Given task:
What follows is a set of records; restate each one word for word and drop the pictures.

Stored data
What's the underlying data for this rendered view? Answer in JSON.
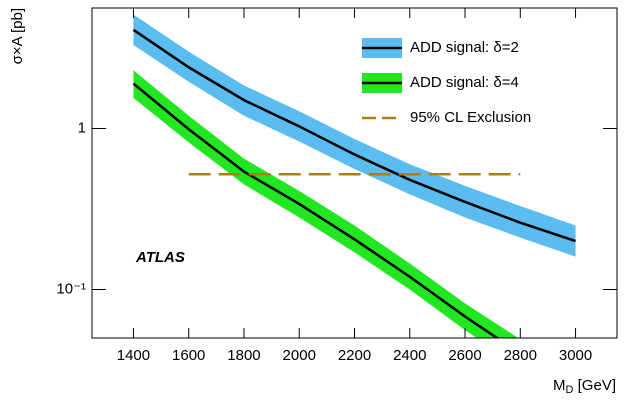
{
  "chart_data": {
    "type": "line",
    "x_label": {
      "main": "M",
      "sub": "D",
      "rest": " [GeV]"
    },
    "y_label": "σ×A [pb]",
    "annotation": "ATLAS",
    "x": [
      1400,
      1600,
      1800,
      2000,
      2200,
      2400,
      2600,
      2800,
      3000
    ],
    "series": [
      {
        "name": "ADD signal: δ=2",
        "color": "#000000",
        "band_color": "#5bbcf0",
        "values": [
          4.1,
          2.4,
          1.5,
          1.03,
          0.69,
          0.48,
          0.35,
          0.26,
          0.2
        ],
        "lower": [
          3.3,
          1.95,
          1.2,
          0.83,
          0.56,
          0.39,
          0.28,
          0.21,
          0.16
        ],
        "upper": [
          5.1,
          3.0,
          1.85,
          1.28,
          0.86,
          0.6,
          0.44,
          0.33,
          0.25
        ]
      },
      {
        "name": "ADD signal: δ=4",
        "color": "#000000",
        "band_color": "#22e622",
        "values": [
          1.9,
          0.99,
          0.54,
          0.34,
          0.205,
          0.12,
          0.068,
          0.04,
          null
        ],
        "lower": [
          1.55,
          0.82,
          0.45,
          0.28,
          0.17,
          0.1,
          0.056,
          0.033,
          null
        ],
        "upper": [
          2.3,
          1.2,
          0.65,
          0.41,
          0.25,
          0.145,
          0.082,
          0.049,
          null
        ]
      },
      {
        "name": "95% CL Exclusion",
        "color": "#b07d10",
        "dashed": true,
        "x": [
          1600,
          2800
        ],
        "values": [
          0.52,
          0.52
        ]
      }
    ],
    "xlim": [
      1250,
      3150
    ],
    "xticks": [
      1400,
      1600,
      1800,
      2000,
      2200,
      2400,
      2600,
      2800,
      3000
    ],
    "ylim": [
      0.05,
      5.6
    ],
    "yticks": [
      {
        "value": 0.1,
        "label": "10⁻¹"
      },
      1
    ],
    "log_y": true,
    "legend": "upper right"
  }
}
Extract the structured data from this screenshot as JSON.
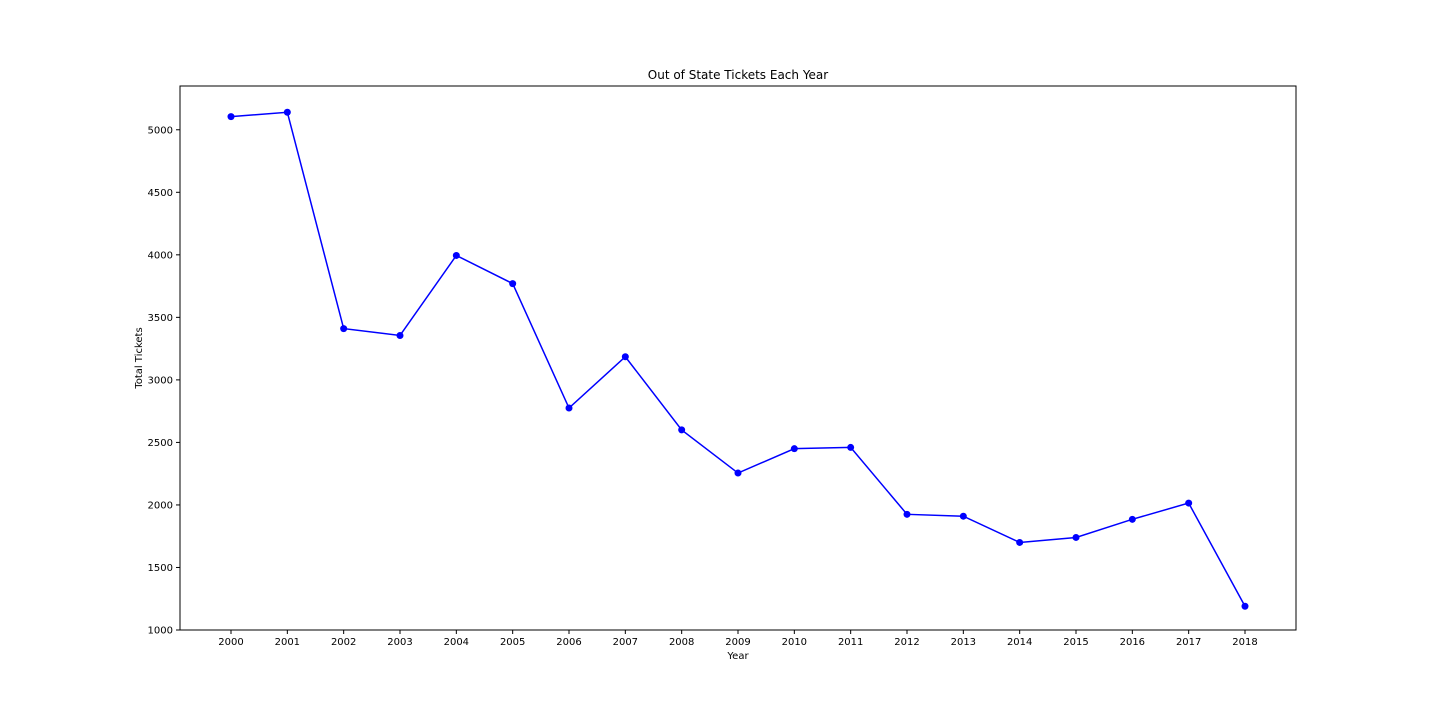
{
  "chart_data": {
    "type": "line",
    "title": "Out of State Tickets Each Year",
    "xlabel": "Year",
    "ylabel": "Total Tickets",
    "x": [
      "2000",
      "2001",
      "2002",
      "2003",
      "2004",
      "2005",
      "2006",
      "2007",
      "2008",
      "2009",
      "2010",
      "2011",
      "2012",
      "2013",
      "2014",
      "2015",
      "2016",
      "2017",
      "2018"
    ],
    "series": [
      {
        "values": [
          5105,
          5140,
          3410,
          3355,
          3995,
          3770,
          2775,
          3185,
          2600,
          2255,
          2450,
          2460,
          1925,
          1910,
          1700,
          1740,
          1885,
          2015,
          1190
        ]
      }
    ],
    "ylim": [
      1000,
      5350
    ],
    "yticks": [
      "1000",
      "1500",
      "2000",
      "2500",
      "3000",
      "3500",
      "4000",
      "4500",
      "5000"
    ],
    "grid": false,
    "legend": "none",
    "line_color": "#0000ff",
    "marker": "circle"
  }
}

Response:
What's the underlying data for this rendered view? Answer in JSON.
{
  "chart_data": {
    "type": "line",
    "x_label": {
      "main": "M",
      "sub": "D",
      "rest": " [GeV]"
    },
    "y_label": "σ×A [pb]",
    "annotation": "ATLAS",
    "x": [
      1400,
      1600,
      1800,
      2000,
      2200,
      2400,
      2600,
      2800,
      3000
    ],
    "series": [
      {
        "name": "ADD signal: δ=2",
        "color": "#000000",
        "band_color": "#5bbcf0",
        "values": [
          4.1,
          2.4,
          1.5,
          1.03,
          0.69,
          0.48,
          0.35,
          0.26,
          0.2
        ],
        "lower": [
          3.3,
          1.95,
          1.2,
          0.83,
          0.56,
          0.39,
          0.28,
          0.21,
          0.16
        ],
        "upper": [
          5.1,
          3.0,
          1.85,
          1.28,
          0.86,
          0.6,
          0.44,
          0.33,
          0.25
        ]
      },
      {
        "name": "ADD signal: δ=4",
        "color": "#000000",
        "band_color": "#22e622",
        "values": [
          1.9,
          0.99,
          0.54,
          0.34,
          0.205,
          0.12,
          0.068,
          0.04,
          null
        ],
        "lower": [
          1.55,
          0.82,
          0.45,
          0.28,
          0.17,
          0.1,
          0.056,
          0.033,
          null
        ],
        "upper": [
          2.3,
          1.2,
          0.65,
          0.41,
          0.25,
          0.145,
          0.082,
          0.049,
          null
        ]
      },
      {
        "name": "95% CL Exclusion",
        "color": "#b07d10",
        "dashed": true,
        "x": [
          1600,
          2800
        ],
        "values": [
          0.52,
          0.52
        ]
      }
    ],
    "xlim": [
      1250,
      3150
    ],
    "xticks": [
      1400,
      1600,
      1800,
      2000,
      2200,
      2400,
      2600,
      2800,
      3000
    ],
    "ylim": [
      0.05,
      5.6
    ],
    "yticks": [
      {
        "value": 0.1,
        "label": "10⁻¹"
      },
      1
    ],
    "log_y": true,
    "legend": "upper right"
  }
}
Extract the structured data from this screenshot as JSON.
{
  "chart_data": {
    "type": "line",
    "title": "Out of State Tickets Each Year",
    "xlabel": "Year",
    "ylabel": "Total Tickets",
    "x": [
      "2000",
      "2001",
      "2002",
      "2003",
      "2004",
      "2005",
      "2006",
      "2007",
      "2008",
      "2009",
      "2010",
      "2011",
      "2012",
      "2013",
      "2014",
      "2015",
      "2016",
      "2017",
      "2018"
    ],
    "series": [
      {
        "values": [
          5105,
          5140,
          3410,
          3355,
          3995,
          3770,
          2775,
          3185,
          2600,
          2255,
          2450,
          2460,
          1925,
          1910,
          1700,
          1740,
          1885,
          2015,
          1190
        ]
      }
    ],
    "ylim": [
      1000,
      5350
    ],
    "yticks": [
      "1000",
      "1500",
      "2000",
      "2500",
      "3000",
      "3500",
      "4000",
      "4500",
      "5000"
    ],
    "grid": false,
    "legend": "none",
    "line_color": "#0000ff",
    "marker": "circle"
  }
}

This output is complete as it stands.